■ **REQUIRED TASK**
Can you output the records below exactly as they are written?
--- Begin ---
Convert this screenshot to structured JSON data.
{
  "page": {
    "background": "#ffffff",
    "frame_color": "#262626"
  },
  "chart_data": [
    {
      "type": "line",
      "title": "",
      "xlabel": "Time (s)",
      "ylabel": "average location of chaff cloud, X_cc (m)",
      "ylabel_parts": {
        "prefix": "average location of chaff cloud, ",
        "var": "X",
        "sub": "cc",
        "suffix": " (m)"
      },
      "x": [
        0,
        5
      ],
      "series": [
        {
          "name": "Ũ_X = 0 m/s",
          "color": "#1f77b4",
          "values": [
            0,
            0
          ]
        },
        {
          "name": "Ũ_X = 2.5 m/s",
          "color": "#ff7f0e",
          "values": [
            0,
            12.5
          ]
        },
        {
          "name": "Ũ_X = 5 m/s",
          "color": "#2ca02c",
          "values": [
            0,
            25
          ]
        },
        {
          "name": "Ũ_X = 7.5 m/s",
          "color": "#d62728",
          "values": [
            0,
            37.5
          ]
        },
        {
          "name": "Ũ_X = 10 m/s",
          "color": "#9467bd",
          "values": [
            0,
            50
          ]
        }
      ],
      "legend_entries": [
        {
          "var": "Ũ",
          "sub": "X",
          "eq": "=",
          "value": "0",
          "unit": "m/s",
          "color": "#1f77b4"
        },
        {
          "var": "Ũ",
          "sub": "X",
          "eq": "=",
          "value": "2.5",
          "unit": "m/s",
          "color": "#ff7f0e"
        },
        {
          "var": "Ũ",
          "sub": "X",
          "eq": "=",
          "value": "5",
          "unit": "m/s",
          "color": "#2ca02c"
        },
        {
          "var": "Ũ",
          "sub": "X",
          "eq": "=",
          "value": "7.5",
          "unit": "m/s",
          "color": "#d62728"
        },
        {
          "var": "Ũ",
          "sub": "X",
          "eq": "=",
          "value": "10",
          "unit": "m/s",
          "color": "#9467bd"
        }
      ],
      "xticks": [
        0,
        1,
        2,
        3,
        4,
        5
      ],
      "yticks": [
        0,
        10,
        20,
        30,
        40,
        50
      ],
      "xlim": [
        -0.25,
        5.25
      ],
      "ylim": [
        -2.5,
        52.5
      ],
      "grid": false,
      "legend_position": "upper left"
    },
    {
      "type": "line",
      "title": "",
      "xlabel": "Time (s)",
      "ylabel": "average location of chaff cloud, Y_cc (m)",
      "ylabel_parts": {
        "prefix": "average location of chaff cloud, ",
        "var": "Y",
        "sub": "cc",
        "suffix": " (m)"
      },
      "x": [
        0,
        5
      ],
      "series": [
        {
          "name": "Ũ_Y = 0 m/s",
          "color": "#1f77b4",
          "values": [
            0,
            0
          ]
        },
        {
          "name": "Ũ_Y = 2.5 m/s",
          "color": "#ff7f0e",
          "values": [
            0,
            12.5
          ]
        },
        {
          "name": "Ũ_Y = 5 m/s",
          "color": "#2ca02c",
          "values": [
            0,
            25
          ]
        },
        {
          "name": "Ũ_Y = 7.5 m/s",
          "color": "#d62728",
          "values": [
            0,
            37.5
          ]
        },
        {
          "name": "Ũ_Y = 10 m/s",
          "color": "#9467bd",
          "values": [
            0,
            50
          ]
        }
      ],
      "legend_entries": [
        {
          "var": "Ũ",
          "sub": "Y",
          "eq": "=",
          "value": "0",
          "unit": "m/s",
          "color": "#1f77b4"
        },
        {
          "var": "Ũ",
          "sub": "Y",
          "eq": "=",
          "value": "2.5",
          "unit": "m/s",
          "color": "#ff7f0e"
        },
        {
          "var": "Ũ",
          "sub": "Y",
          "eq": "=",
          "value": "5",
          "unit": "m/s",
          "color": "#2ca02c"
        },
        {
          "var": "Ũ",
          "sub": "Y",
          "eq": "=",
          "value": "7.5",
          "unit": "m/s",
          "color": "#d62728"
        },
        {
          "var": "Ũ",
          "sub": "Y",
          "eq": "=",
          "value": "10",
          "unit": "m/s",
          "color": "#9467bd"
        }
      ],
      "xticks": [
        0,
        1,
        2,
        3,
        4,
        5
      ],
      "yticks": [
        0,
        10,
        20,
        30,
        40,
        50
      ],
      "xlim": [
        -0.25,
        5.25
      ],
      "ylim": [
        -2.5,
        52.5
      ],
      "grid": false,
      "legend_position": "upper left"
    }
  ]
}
--- End ---
■ **EXERCISE RESPONSE**
Convert this screenshot to structured JSON data.
{
  "page": {
    "background": "#ffffff",
    "frame_color": "#262626"
  },
  "chart_data": [
    {
      "type": "line",
      "title": "",
      "xlabel": "Time (s)",
      "ylabel": "average location of chaff cloud, X_cc (m)",
      "ylabel_parts": {
        "prefix": "average location of chaff cloud, ",
        "var": "X",
        "sub": "cc",
        "suffix": " (m)"
      },
      "x": [
        0,
        5
      ],
      "series": [
        {
          "name": "Ũ_X = 0 m/s",
          "color": "#1f77b4",
          "values": [
            0,
            0
          ]
        },
        {
          "name": "Ũ_X = 2.5 m/s",
          "color": "#ff7f0e",
          "values": [
            0,
            12.5
          ]
        },
        {
          "name": "Ũ_X = 5 m/s",
          "color": "#2ca02c",
          "values": [
            0,
            25
          ]
        },
        {
          "name": "Ũ_X = 7.5 m/s",
          "color": "#d62728",
          "values": [
            0,
            37.5
          ]
        },
        {
          "name": "Ũ_X = 10 m/s",
          "color": "#9467bd",
          "values": [
            0,
            50
          ]
        }
      ],
      "legend_entries": [
        {
          "var": "Ũ",
          "sub": "X",
          "eq": "=",
          "value": "0",
          "unit": "m/s",
          "color": "#1f77b4"
        },
        {
          "var": "Ũ",
          "sub": "X",
          "eq": "=",
          "value": "2.5",
          "unit": "m/s",
          "color": "#ff7f0e"
        },
        {
          "var": "Ũ",
          "sub": "X",
          "eq": "=",
          "value": "5",
          "unit": "m/s",
          "color": "#2ca02c"
        },
        {
          "var": "Ũ",
          "sub": "X",
          "eq": "=",
          "value": "7.5",
          "unit": "m/s",
          "color": "#d62728"
        },
        {
          "var": "Ũ",
          "sub": "X",
          "eq": "=",
          "value": "10",
          "unit": "m/s",
          "color": "#9467bd"
        }
      ],
      "xticks": [
        0,
        1,
        2,
        3,
        4,
        5
      ],
      "yticks": [
        0,
        10,
        20,
        30,
        40,
        50
      ],
      "xlim": [
        -0.25,
        5.25
      ],
      "ylim": [
        -2.5,
        52.5
      ],
      "grid": false,
      "legend_position": "upper left"
    },
    {
      "type": "line",
      "title": "",
      "xlabel": "Time (s)",
      "ylabel": "average location of chaff cloud, Y_cc (m)",
      "ylabel_parts": {
        "prefix": "average location of chaff cloud, ",
        "var": "Y",
        "sub": "cc",
        "suffix": " (m)"
      },
      "x": [
        0,
        5
      ],
      "series": [
        {
          "name": "Ũ_Y = 0 m/s",
          "color": "#1f77b4",
          "values": [
            0,
            0
          ]
        },
        {
          "name": "Ũ_Y = 2.5 m/s",
          "color": "#ff7f0e",
          "values": [
            0,
            12.5
          ]
        },
        {
          "name": "Ũ_Y = 5 m/s",
          "color": "#2ca02c",
          "values": [
            0,
            25
          ]
        },
        {
          "name": "Ũ_Y = 7.5 m/s",
          "color": "#d62728",
          "values": [
            0,
            37.5
          ]
        },
        {
          "name": "Ũ_Y = 10 m/s",
          "color": "#9467bd",
          "values": [
            0,
            50
          ]
        }
      ],
      "legend_entries": [
        {
          "var": "Ũ",
          "sub": "Y",
          "eq": "=",
          "value": "0",
          "unit": "m/s",
          "color": "#1f77b4"
        },
        {
          "var": "Ũ",
          "sub": "Y",
          "eq": "=",
          "value": "2.5",
          "unit": "m/s",
          "color": "#ff7f0e"
        },
        {
          "var": "Ũ",
          "sub": "Y",
          "eq": "=",
          "value": "5",
          "unit": "m/s",
          "color": "#2ca02c"
        },
        {
          "var": "Ũ",
          "sub": "Y",
          "eq": "=",
          "value": "7.5",
          "unit": "m/s",
          "color": "#d62728"
        },
        {
          "var": "Ũ",
          "sub": "Y",
          "eq": "=",
          "value": "10",
          "unit": "m/s",
          "color": "#9467bd"
        }
      ],
      "xticks": [
        0,
        1,
        2,
        3,
        4,
        5
      ],
      "yticks": [
        0,
        10,
        20,
        30,
        40,
        50
      ],
      "xlim": [
        -0.25,
        5.25
      ],
      "ylim": [
        -2.5,
        52.5
      ],
      "grid": false,
      "legend_position": "upper left"
    }
  ]
}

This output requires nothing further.